▶ _SHORT PROBLEM_: Print the data exactly as it is given, please.
=-=-=
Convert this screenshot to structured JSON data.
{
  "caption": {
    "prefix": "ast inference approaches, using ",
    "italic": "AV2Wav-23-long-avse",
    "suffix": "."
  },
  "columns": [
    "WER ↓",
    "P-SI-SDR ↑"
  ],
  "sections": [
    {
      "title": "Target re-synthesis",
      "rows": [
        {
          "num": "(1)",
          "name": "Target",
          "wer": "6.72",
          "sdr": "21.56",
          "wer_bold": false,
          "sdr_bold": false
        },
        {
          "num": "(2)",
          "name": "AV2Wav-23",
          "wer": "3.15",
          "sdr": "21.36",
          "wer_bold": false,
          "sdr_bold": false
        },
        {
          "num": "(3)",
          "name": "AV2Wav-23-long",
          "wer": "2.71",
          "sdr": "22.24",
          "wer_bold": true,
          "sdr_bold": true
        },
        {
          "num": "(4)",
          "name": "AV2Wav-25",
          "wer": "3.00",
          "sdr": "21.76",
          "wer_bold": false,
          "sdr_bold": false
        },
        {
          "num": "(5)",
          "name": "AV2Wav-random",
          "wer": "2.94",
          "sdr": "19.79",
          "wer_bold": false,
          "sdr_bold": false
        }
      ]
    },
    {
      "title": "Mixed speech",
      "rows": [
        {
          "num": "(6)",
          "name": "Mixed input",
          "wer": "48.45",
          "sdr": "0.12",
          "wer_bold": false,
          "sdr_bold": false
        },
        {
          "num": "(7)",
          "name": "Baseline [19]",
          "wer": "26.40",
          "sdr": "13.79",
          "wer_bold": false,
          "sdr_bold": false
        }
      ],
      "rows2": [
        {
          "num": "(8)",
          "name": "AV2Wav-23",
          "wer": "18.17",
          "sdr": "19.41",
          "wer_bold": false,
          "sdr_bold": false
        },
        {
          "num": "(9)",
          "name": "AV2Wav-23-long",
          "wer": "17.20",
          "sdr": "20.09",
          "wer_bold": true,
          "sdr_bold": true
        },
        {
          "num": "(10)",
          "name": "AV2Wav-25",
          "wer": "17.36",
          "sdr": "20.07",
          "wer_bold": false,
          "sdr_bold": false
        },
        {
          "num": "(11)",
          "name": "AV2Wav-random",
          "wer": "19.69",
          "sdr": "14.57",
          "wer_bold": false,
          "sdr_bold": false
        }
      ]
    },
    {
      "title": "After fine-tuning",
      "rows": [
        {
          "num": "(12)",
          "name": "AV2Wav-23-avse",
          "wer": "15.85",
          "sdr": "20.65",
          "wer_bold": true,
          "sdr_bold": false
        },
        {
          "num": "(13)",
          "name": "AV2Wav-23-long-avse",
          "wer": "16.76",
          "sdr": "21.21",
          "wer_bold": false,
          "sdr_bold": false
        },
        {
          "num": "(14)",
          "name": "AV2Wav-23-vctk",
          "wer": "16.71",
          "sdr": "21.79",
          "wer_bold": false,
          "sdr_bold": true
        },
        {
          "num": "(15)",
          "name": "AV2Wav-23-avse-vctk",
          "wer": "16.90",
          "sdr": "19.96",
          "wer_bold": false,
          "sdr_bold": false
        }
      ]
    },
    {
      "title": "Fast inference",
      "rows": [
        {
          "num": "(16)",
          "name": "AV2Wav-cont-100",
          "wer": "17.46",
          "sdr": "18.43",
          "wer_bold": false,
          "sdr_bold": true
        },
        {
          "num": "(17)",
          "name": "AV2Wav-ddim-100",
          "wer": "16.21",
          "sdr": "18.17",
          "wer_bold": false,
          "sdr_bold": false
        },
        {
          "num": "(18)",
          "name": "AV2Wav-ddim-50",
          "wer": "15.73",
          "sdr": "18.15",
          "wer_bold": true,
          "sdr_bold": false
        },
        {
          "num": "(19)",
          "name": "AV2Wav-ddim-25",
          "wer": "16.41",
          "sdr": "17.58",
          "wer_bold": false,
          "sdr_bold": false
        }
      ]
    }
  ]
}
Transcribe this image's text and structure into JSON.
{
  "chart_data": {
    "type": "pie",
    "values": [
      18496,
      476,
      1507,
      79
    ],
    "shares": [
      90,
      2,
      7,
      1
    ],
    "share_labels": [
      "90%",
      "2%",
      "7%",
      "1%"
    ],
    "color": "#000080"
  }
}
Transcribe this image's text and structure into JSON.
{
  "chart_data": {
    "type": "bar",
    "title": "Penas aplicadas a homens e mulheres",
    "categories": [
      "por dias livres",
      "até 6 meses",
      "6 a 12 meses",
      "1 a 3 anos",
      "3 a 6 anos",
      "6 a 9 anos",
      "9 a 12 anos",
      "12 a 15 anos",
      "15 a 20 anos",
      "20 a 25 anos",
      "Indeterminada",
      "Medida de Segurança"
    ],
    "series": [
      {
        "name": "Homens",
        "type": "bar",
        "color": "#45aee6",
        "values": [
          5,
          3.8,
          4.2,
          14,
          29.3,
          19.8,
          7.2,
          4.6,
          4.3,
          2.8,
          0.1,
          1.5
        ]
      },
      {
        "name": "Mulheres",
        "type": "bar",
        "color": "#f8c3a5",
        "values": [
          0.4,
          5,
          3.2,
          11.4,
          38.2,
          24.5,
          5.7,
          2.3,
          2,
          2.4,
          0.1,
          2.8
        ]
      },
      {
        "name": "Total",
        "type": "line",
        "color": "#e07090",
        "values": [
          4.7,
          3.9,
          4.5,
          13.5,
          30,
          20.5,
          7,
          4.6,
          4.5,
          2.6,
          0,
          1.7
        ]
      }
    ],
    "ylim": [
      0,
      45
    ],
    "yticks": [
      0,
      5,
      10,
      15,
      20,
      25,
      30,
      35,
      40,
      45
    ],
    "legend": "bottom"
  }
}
=-=-=
▶ _FINISHED ANSWER_:
Convert this screenshot to structured JSON data.
{
  "caption": {
    "prefix": "ast inference approaches, using ",
    "italic": "AV2Wav-23-long-avse",
    "suffix": "."
  },
  "columns": [
    "WER ↓",
    "P-SI-SDR ↑"
  ],
  "sections": [
    {
      "title": "Target re-synthesis",
      "rows": [
        {
          "num": "(1)",
          "name": "Target",
          "wer": "6.72",
          "sdr": "21.56",
          "wer_bold": false,
          "sdr_bold": false
        },
        {
          "num": "(2)",
          "name": "AV2Wav-23",
          "wer": "3.15",
          "sdr": "21.36",
          "wer_bold": false,
          "sdr_bold": false
        },
        {
          "num": "(3)",
          "name": "AV2Wav-23-long",
          "wer": "2.71",
          "sdr": "22.24",
          "wer_bold": true,
          "sdr_bold": true
        },
        {
          "num": "(4)",
          "name": "AV2Wav-25",
          "wer": "3.00",
          "sdr": "21.76",
          "wer_bold": false,
          "sdr_bold": false
        },
        {
          "num": "(5)",
          "name": "AV2Wav-random",
          "wer": "2.94",
          "sdr": "19.79",
          "wer_bold": false,
          "sdr_bold": false
        }
      ]
    },
    {
      "title": "Mixed speech",
      "rows": [
        {
          "num": "(6)",
          "name": "Mixed input",
          "wer": "48.45",
          "sdr": "0.12",
          "wer_bold": false,
          "sdr_bold": false
        },
        {
          "num": "(7)",
          "name": "Baseline [19]",
          "wer": "26.40",
          "sdr": "13.79",
          "wer_bold": false,
          "sdr_bold": false
        }
      ],
      "rows2": [
        {
          "num": "(8)",
          "name": "AV2Wav-23",
          "wer": "18.17",
          "sdr": "19.41",
          "wer_bold": false,
          "sdr_bold": false
        },
        {
          "num": "(9)",
          "name": "AV2Wav-23-long",
          "wer": "17.20",
          "sdr": "20.09",
          "wer_bold": true,
          "sdr_bold": true
        },
        {
          "num": "(10)",
          "name": "AV2Wav-25",
          "wer": "17.36",
          "sdr": "20.07",
          "wer_bold": false,
          "sdr_bold": false
        },
        {
          "num": "(11)",
          "name": "AV2Wav-random",
          "wer": "19.69",
          "sdr": "14.57",
          "wer_bold": false,
          "sdr_bold": false
        }
      ]
    },
    {
      "title": "After fine-tuning",
      "rows": [
        {
          "num": "(12)",
          "name": "AV2Wav-23-avse",
          "wer": "15.85",
          "sdr": "20.65",
          "wer_bold": true,
          "sdr_bold": false
        },
        {
          "num": "(13)",
          "name": "AV2Wav-23-long-avse",
          "wer": "16.76",
          "sdr": "21.21",
          "wer_bold": false,
          "sdr_bold": false
        },
        {
          "num": "(14)",
          "name": "AV2Wav-23-vctk",
          "wer": "16.71",
          "sdr": "21.79",
          "wer_bold": false,
          "sdr_bold": true
        },
        {
          "num": "(15)",
          "name": "AV2Wav-23-avse-vctk",
          "wer": "16.90",
          "sdr": "19.96",
          "wer_bold": false,
          "sdr_bold": false
        }
      ]
    },
    {
      "title": "Fast inference",
      "rows": [
        {
          "num": "(16)",
          "name": "AV2Wav-cont-100",
          "wer": "17.46",
          "sdr": "18.43",
          "wer_bold": false,
          "sdr_bold": true
        },
        {
          "num": "(17)",
          "name": "AV2Wav-ddim-100",
          "wer": "16.21",
          "sdr": "18.17",
          "wer_bold": false,
          "sdr_bold": false
        },
        {
          "num": "(18)",
          "name": "AV2Wav-ddim-50",
          "wer": "15.73",
          "sdr": "18.15",
          "wer_bold": true,
          "sdr_bold": false
        },
        {
          "num": "(19)",
          "name": "AV2Wav-ddim-25",
          "wer": "16.41",
          "sdr": "17.58",
          "wer_bold": false,
          "sdr_bold": false
        }
      ]
    }
  ]
}
Transcribe this image's text and structure into JSON.
{
  "chart_data": {
    "type": "pie",
    "values": [
      18496,
      476,
      1507,
      79
    ],
    "shares": [
      90,
      2,
      7,
      1
    ],
    "share_labels": [
      "90%",
      "2%",
      "7%",
      "1%"
    ],
    "color": "#000080"
  }
}
Transcribe this image's text and structure into JSON.
{
  "chart_data": {
    "type": "bar",
    "title": "Penas aplicadas a homens e mulheres",
    "categories": [
      "por dias livres",
      "até 6 meses",
      "6 a 12 meses",
      "1 a 3 anos",
      "3 a 6 anos",
      "6 a 9 anos",
      "9 a 12 anos",
      "12 a 15 anos",
      "15 a 20 anos",
      "20 a 25 anos",
      "Indeterminada",
      "Medida de Segurança"
    ],
    "series": [
      {
        "name": "Homens",
        "type": "bar",
        "color": "#45aee6",
        "values": [
          5,
          3.8,
          4.2,
          14,
          29.3,
          19.8,
          7.2,
          4.6,
          4.3,
          2.8,
          0.1,
          1.5
        ]
      },
      {
        "name": "Mulheres",
        "type": "bar",
        "color": "#f8c3a5",
        "values": [
          0.4,
          5,
          3.2,
          11.4,
          38.2,
          24.5,
          5.7,
          2.3,
          2,
          2.4,
          0.1,
          2.8
        ]
      },
      {
        "name": "Total",
        "type": "line",
        "color": "#e07090",
        "values": [
          4.7,
          3.9,
          4.5,
          13.5,
          30,
          20.5,
          7,
          4.6,
          4.5,
          2.6,
          0,
          1.7
        ]
      }
    ],
    "ylim": [
      0,
      45
    ],
    "yticks": [
      0,
      5,
      10,
      15,
      20,
      25,
      30,
      35,
      40,
      45
    ],
    "legend": "bottom"
  }
}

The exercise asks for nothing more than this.